_THE REQUEST_
Every record below should be printed exactly as given.

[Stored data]
-=-=-=-=-

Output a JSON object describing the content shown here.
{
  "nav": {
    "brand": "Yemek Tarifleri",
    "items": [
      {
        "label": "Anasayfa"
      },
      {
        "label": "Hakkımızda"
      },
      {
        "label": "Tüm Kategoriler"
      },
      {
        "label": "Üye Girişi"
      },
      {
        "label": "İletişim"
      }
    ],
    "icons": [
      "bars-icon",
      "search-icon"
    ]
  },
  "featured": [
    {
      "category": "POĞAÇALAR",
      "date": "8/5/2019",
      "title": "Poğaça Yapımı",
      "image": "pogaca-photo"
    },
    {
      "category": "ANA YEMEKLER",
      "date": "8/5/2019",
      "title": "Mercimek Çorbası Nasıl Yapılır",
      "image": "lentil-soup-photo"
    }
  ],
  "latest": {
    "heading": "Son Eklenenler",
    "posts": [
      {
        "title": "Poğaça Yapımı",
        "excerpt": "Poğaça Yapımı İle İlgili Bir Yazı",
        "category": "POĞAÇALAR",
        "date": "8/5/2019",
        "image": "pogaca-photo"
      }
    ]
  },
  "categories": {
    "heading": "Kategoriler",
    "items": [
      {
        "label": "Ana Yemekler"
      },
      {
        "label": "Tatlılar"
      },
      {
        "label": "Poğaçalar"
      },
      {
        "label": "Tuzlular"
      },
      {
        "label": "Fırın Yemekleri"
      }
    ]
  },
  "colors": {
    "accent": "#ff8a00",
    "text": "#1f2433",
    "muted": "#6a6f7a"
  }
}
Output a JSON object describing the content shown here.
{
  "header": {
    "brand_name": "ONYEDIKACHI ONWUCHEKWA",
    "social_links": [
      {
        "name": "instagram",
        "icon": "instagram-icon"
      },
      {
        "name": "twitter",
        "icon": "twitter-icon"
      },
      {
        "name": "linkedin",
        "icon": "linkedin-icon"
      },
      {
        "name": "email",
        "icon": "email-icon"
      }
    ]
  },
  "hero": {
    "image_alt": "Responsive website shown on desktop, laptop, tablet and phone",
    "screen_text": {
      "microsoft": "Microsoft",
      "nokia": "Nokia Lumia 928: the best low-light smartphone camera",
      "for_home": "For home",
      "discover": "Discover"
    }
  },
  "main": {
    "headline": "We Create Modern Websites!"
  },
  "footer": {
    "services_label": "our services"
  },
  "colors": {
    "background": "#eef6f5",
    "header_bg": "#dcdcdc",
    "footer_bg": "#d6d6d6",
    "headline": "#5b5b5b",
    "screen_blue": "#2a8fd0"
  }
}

-=-=-=-=-

_SOLUTION TO THE EXERCISE_
Output a JSON object describing the content shown here.
{
  "nav": {
    "brand": "Yemek Tarifleri",
    "items": [
      {
        "label": "Anasayfa"
      },
      {
        "label": "Hakkımızda"
      },
      {
        "label": "Tüm Kategoriler"
      },
      {
        "label": "Üye Girişi"
      },
      {
        "label": "İletişim"
      }
    ],
    "icons": [
      "bars-icon",
      "search-icon"
    ]
  },
  "featured": [
    {
      "category": "POĞAÇALAR",
      "date": "8/5/2019",
      "title": "Poğaça Yapımı",
      "image": "pogaca-photo"
    },
    {
      "category": "ANA YEMEKLER",
      "date": "8/5/2019",
      "title": "Mercimek Çorbası Nasıl Yapılır",
      "image": "lentil-soup-photo"
    }
  ],
  "latest": {
    "heading": "Son Eklenenler",
    "posts": [
      {
        "title": "Poğaça Yapımı",
        "excerpt": "Poğaça Yapımı İle İlgili Bir Yazı",
        "category": "POĞAÇALAR",
        "date": "8/5/2019",
        "image": "pogaca-photo"
      }
    ]
  },
  "categories": {
    "heading": "Kategoriler",
    "items": [
      {
        "label": "Ana Yemekler"
      },
      {
        "label": "Tatlılar"
      },
      {
        "label": "Poğaçalar"
      },
      {
        "label": "Tuzlular"
      },
      {
        "label": "Fırın Yemekleri"
      }
    ]
  },
  "colors": {
    "accent": "#ff8a00",
    "text": "#1f2433",
    "muted": "#6a6f7a"
  }
}
Output a JSON object describing the content shown here.
{
  "header": {
    "brand_name": "ONYEDIKACHI ONWUCHEKWA",
    "social_links": [
      {
        "name": "instagram",
        "icon": "instagram-icon"
      },
      {
        "name": "twitter",
        "icon": "twitter-icon"
      },
      {
        "name": "linkedin",
        "icon": "linkedin-icon"
      },
      {
        "name": "email",
        "icon": "email-icon"
      }
    ]
  },
  "hero": {
    "image_alt": "Responsive website shown on desktop, laptop, tablet and phone",
    "screen_text": {
      "microsoft": "Microsoft",
      "nokia": "Nokia Lumia 928: the best low-light smartphone camera",
      "for_home": "For home",
      "discover": "Discover"
    }
  },
  "main": {
    "headline": "We Create Modern Websites!"
  },
  "footer": {
    "services_label": "our services"
  },
  "colors": {
    "background": "#eef6f5",
    "header_bg": "#dcdcdc",
    "footer_bg": "#d6d6d6",
    "headline": "#5b5b5b",
    "screen_blue": "#2a8fd0"
  }
}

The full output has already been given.